--- Available data ---

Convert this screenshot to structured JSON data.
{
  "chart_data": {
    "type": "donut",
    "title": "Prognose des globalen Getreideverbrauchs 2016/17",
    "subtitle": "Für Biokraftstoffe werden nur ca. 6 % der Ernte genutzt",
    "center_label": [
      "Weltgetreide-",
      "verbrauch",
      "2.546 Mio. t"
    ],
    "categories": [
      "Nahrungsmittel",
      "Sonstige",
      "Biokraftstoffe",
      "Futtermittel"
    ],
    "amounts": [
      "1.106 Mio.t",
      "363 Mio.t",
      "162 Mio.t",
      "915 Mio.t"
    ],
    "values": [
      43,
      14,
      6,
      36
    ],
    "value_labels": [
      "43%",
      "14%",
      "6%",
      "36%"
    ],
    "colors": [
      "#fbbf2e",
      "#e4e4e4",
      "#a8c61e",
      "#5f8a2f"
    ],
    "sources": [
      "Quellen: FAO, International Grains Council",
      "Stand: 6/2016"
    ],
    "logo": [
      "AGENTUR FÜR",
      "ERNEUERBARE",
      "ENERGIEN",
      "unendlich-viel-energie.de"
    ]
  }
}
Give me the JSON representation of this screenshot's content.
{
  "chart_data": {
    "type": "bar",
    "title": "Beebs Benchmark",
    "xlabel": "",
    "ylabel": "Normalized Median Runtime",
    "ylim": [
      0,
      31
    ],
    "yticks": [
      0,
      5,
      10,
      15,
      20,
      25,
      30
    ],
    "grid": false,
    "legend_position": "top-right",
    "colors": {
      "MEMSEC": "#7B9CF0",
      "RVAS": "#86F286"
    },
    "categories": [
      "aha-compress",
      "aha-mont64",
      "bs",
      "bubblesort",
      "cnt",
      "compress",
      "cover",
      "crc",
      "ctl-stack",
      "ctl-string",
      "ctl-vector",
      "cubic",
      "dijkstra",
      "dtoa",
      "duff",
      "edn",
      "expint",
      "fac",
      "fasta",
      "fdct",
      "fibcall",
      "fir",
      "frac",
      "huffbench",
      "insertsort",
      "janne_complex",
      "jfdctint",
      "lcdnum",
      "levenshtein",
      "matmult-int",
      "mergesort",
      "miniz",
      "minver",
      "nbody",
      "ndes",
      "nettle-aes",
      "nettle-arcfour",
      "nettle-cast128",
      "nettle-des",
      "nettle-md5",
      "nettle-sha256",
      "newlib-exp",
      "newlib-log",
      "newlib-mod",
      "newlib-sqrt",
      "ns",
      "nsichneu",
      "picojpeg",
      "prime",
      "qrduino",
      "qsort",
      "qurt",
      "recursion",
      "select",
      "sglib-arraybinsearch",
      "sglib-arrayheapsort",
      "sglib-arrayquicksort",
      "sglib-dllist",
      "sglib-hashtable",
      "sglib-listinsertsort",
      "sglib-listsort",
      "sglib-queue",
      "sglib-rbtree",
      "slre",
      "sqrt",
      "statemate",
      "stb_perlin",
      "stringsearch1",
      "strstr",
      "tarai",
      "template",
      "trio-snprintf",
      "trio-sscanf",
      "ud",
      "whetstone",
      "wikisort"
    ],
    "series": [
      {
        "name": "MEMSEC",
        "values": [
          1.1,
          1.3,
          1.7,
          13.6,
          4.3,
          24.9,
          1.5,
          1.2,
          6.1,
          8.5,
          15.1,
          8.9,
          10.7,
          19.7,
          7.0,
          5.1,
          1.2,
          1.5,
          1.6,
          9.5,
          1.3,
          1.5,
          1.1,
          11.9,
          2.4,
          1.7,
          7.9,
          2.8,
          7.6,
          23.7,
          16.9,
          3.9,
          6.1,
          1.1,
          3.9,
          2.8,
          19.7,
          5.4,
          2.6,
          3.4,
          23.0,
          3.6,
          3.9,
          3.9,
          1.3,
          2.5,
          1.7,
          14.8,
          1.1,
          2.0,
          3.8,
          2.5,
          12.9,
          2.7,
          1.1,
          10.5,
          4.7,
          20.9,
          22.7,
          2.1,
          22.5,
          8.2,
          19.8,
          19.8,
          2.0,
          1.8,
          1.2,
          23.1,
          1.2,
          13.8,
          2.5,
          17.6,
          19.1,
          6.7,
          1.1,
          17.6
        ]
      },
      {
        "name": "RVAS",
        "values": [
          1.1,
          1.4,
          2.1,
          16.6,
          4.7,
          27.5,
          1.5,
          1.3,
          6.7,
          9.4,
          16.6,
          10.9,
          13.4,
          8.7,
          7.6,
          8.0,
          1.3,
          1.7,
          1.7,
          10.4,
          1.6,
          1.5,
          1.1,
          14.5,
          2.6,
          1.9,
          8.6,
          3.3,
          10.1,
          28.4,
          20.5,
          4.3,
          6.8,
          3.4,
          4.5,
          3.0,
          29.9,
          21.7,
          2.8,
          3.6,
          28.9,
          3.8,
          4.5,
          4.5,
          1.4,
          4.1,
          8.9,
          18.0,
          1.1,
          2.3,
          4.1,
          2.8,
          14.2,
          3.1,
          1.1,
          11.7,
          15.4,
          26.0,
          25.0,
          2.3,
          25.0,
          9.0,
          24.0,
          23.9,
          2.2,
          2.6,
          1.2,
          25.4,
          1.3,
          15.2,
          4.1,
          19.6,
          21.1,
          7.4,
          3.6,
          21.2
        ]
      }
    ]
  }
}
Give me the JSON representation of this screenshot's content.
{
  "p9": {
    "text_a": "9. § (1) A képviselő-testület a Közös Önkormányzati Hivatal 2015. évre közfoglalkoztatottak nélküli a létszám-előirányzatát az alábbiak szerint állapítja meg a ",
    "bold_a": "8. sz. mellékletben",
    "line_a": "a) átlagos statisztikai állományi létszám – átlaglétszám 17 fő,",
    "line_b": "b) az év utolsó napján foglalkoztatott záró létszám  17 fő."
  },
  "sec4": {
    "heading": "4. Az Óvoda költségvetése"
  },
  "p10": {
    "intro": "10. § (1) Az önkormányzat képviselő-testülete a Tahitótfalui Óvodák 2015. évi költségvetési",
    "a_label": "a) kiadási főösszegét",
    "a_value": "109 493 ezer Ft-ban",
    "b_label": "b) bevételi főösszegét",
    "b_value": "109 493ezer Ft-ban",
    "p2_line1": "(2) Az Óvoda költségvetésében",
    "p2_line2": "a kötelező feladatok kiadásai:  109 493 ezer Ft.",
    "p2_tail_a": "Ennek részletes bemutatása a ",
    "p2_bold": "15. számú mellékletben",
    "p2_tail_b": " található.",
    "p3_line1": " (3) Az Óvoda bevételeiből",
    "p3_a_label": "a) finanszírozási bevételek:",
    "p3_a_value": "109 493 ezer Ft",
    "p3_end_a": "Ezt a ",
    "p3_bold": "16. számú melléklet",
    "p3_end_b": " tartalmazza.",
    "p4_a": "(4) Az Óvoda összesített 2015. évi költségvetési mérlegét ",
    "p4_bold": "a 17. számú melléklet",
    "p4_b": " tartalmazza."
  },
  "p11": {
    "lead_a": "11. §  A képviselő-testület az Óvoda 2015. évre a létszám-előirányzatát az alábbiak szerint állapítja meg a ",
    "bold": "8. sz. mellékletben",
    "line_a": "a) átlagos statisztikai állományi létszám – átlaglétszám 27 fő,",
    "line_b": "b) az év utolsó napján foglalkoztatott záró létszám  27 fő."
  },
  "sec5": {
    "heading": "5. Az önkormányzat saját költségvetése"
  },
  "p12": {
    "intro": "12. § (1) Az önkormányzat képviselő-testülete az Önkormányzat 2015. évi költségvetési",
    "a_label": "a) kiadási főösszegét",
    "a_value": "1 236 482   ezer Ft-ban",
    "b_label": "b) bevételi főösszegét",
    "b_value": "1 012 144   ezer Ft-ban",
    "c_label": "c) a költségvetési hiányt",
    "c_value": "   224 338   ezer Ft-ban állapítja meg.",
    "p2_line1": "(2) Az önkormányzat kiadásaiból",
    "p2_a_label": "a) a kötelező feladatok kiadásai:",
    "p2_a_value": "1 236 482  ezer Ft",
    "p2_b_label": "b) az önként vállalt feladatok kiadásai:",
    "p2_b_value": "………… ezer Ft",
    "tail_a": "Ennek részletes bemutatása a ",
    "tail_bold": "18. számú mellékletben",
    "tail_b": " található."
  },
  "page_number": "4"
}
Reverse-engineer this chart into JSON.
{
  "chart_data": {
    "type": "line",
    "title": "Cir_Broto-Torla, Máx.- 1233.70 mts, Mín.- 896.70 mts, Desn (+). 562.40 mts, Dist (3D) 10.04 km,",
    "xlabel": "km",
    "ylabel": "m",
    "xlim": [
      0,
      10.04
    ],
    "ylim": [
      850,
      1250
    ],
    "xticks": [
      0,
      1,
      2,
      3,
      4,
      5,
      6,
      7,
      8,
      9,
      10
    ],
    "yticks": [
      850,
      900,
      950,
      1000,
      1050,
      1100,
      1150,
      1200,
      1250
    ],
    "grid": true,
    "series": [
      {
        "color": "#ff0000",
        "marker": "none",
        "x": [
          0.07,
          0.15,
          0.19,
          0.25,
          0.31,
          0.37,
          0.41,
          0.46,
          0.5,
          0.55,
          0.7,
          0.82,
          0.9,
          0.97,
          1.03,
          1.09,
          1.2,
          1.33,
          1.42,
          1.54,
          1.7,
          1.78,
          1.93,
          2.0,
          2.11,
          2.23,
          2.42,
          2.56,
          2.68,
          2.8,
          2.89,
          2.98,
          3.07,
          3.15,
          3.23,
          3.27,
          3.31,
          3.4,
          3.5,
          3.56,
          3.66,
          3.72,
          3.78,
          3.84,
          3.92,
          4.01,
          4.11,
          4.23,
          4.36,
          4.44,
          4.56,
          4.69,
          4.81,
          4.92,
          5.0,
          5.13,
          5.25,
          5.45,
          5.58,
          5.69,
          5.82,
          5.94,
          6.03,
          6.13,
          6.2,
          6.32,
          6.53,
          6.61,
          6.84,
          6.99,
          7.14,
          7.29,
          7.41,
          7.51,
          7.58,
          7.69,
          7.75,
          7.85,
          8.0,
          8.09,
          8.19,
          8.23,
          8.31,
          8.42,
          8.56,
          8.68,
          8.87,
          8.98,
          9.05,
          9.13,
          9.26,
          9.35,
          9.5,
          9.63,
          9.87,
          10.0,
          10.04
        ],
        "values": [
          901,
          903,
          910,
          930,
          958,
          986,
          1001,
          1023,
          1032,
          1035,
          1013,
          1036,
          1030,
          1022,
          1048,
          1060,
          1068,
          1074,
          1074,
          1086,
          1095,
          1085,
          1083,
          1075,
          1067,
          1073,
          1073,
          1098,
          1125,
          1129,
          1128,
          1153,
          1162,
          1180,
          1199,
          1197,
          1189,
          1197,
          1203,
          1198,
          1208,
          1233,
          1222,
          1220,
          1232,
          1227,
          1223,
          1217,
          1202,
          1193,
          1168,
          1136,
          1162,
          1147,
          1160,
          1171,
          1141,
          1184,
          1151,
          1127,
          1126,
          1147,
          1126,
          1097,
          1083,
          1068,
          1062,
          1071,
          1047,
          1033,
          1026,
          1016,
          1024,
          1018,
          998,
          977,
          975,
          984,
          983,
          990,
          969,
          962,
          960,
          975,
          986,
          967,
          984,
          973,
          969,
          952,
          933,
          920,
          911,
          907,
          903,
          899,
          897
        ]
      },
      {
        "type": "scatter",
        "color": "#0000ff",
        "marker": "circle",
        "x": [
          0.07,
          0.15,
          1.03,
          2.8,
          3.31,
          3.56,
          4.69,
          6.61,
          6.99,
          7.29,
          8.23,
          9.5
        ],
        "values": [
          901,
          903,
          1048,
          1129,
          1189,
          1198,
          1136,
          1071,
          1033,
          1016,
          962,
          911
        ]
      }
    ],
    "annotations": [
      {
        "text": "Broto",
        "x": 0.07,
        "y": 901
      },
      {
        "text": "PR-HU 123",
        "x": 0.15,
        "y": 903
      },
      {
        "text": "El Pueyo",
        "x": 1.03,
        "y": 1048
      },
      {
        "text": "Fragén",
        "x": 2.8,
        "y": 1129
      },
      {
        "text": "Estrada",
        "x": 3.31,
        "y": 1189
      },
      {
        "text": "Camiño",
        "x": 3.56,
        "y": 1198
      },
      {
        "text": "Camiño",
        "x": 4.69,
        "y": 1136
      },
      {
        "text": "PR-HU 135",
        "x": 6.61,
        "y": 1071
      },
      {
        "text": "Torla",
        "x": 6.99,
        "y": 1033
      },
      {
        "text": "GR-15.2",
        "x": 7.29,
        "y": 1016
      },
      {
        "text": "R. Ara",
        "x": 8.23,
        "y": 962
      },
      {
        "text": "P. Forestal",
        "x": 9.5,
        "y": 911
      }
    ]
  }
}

---

What to produce = Pull every line containing the word "statisztikai" out of the entries above.

Response to this task =
    "line_a": "a) átlagos statisztikai állományi létszám – átlaglétszám 17 fő,",
    "line_a": "a) átlagos statisztikai állományi létszám – átlaglétszám 27 fő,",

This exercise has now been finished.